» Goal: Pick out every line that holds the string "Size" and copy it.

__________

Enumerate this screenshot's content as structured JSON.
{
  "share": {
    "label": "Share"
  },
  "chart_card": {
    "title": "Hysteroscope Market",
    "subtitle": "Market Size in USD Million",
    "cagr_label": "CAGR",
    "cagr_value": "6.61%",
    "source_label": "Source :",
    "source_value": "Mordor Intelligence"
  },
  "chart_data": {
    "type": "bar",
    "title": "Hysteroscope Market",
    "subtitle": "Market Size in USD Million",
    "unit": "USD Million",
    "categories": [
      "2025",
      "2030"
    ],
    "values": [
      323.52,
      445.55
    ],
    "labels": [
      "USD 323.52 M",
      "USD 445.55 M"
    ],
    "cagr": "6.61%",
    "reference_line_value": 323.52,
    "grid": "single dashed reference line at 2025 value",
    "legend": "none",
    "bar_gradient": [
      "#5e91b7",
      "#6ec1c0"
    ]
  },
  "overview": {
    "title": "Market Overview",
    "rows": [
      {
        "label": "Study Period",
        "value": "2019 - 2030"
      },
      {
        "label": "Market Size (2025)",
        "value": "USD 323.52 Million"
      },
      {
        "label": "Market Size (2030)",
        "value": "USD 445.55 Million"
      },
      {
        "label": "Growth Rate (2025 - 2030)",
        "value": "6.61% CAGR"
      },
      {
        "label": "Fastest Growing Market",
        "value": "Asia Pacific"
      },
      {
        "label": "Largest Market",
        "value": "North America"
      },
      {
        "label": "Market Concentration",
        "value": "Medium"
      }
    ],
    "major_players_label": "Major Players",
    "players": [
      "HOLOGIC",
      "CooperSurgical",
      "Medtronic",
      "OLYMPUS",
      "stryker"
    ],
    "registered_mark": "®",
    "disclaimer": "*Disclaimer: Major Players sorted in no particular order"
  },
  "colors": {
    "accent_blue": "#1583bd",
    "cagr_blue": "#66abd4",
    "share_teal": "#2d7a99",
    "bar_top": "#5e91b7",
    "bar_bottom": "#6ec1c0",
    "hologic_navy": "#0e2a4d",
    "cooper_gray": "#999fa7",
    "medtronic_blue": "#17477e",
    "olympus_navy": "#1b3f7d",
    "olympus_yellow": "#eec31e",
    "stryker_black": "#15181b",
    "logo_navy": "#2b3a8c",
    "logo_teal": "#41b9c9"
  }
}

__________

» Response to the exercise:
    "subtitle": "Market Size in USD Million",
    "subtitle": "Market Size in USD Million",
        "label": "Market Size (2025)",
        "label": "Market Size (2030)",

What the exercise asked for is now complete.